Task goal:
Select the lines of the records containing the word "传承棋文化共筑老少情" and list them.

Data records:
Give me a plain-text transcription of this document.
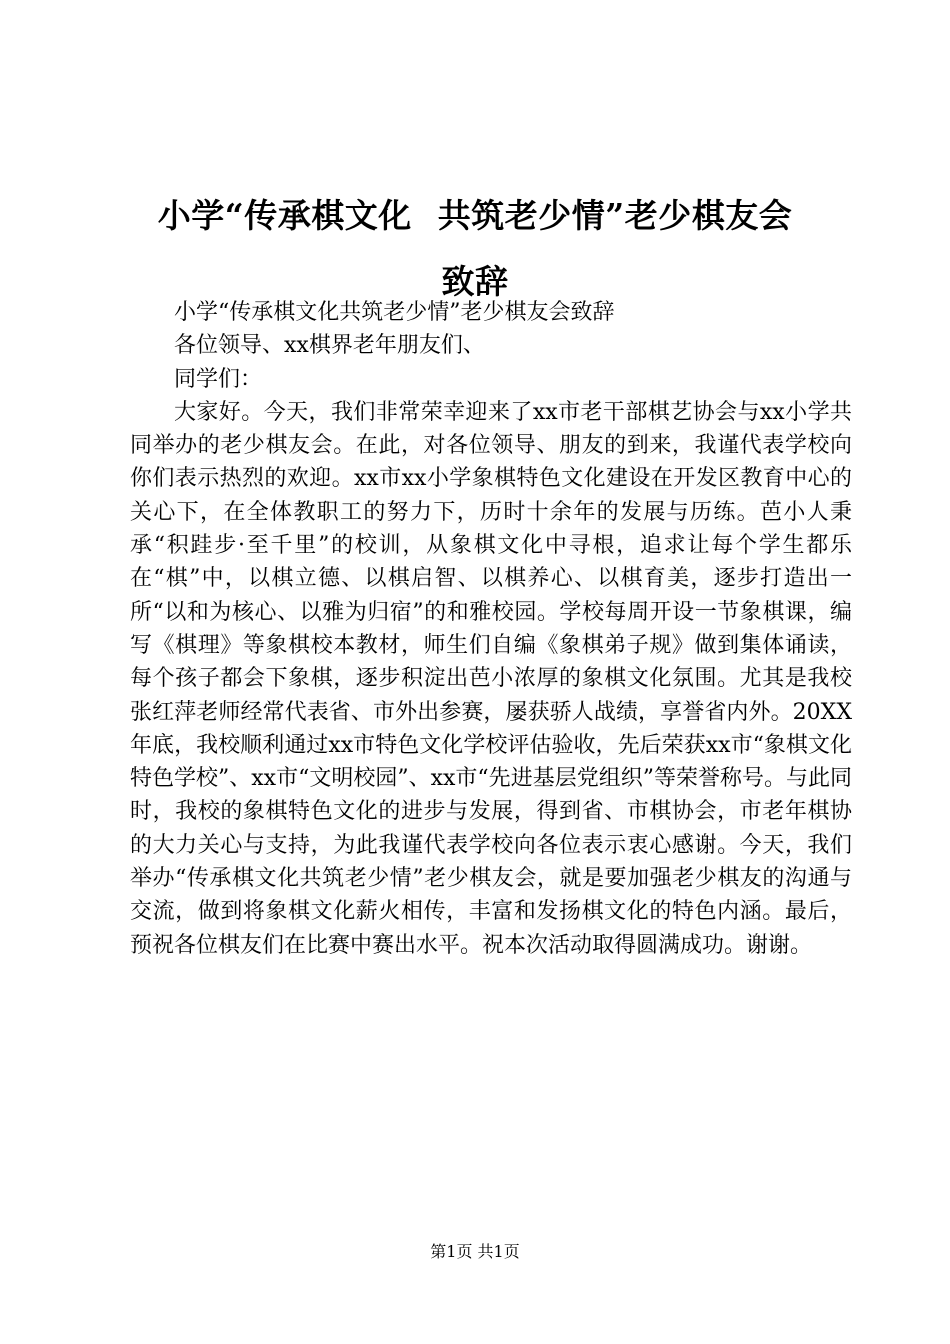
小学“传承棋文化 共筑老少情”老少棋友会
致辞

小学“传承棋文化共筑老少情”老少棋友会致辞

各位领导、xx棋界老年朋友们、

同学们：

大家好。今天，我们非常荣幸迎来了xx市老干部棋艺协会与xx小学共同举办的老少棋友会。在此，对各位领导、朋友的到来，我谨代表学校向你们表示热烈的欢迎。xx市xx小学象棋特色文化建设在开发区教育中心的关心下，在全体教职工的努力下，历时十余年的发展与历练。芭小人秉承“积跬步·至千里”的校训，从象棋文化中寻根，追求让每个学生都乐在“棋”中，以棋立德、以棋启智、以棋养心、以棋育美，逐步打造出一所“以和为核心、以雅为归宿”的和雅校园。学校每周开设一节象棋课，编写《棋理》等象棋校本教材，师生们自编《象棋弟子规》做到集体诵读，每个孩子都会下象棋，逐步积淀出芭小浓厚的象棋文化氛围。尤其是我校张红萍老师经常代表省、市外出参赛，屡获骄人战绩，享誉省内外。20XX年底，我校顺利通过xx市特色文化学校评估验收，先后荣获xx市“象棋文化特色学校”、xx市“文明校园”、xx市“先进基层党组织”等荣誉称号。与此同时，我校的象棋特色文化的进步与发展，得到省、市棋协会，市老年棋协的大力关心与支持，为此我谨代表学校向各位表示衷心感谢。今天，我们举办“传承棋文化共筑老少情”老少棋友会，就是要加强老少棋友的沟通与交流，做到将象棋文化薪火相传，丰富和发扬棋文化的特色内涵。最后，预祝各位棋友们在比赛中赛出水平。祝本次活动取得圆满成功。谢谢。

第1页 共1页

Finished answer:
小学“传承棋文化共筑老少情”老少棋友会致辞
大家好。今天，我们非常荣幸迎来了xx市老干部棋艺协会与xx小学共同举办的老少棋友会。在此，对各位领导、朋友的到来，我谨代表学校向你们表示热烈的欢迎。xx市xx小学象棋特色文化建设在开发区教育中心的关心下，在全体教职工的努力下，历时十余年的发展与历练。芭小人秉承“积跬步·至千里”的校训，从象棋文化中寻根，追求让每个学生都乐在“棋”中，以棋立德、以棋启智、以棋养心、以棋育美，逐步打造出一所“以和为核心、以雅为归宿”的和雅校园。学校每周开设一节象棋课，编写《棋理》等象棋校本教材，师生们自编《象棋弟子规》做到集体诵读，每个孩子都会下象棋，逐步积淀出芭小浓厚的象棋文化氛围。尤其是我校张红萍老师经常代表省、市外出参赛，屡获骄人战绩，享誉省内外。20XX年底，我校顺利通过xx市特色文化学校评估验收，先后荣获xx市“象棋文化特色学校”、xx市“文明校园”、xx市“先进基层党组织”等荣誉称号。与此同时，我校的象棋特色文化的进步与发展，得到省、市棋协会，市老年棋协的大力关心与支持，为此我谨代表学校向各位表示衷心感谢。今天，我们举办“传承棋文化共筑老少情”老少棋友会，就是要加强老少棋友的沟通与交流，做到将象棋文化薪火相传，丰富和发扬棋文化的特色内涵。最后，预祝各位棋友们在比赛中赛出水平。祝本次活动取得圆满成功。谢谢。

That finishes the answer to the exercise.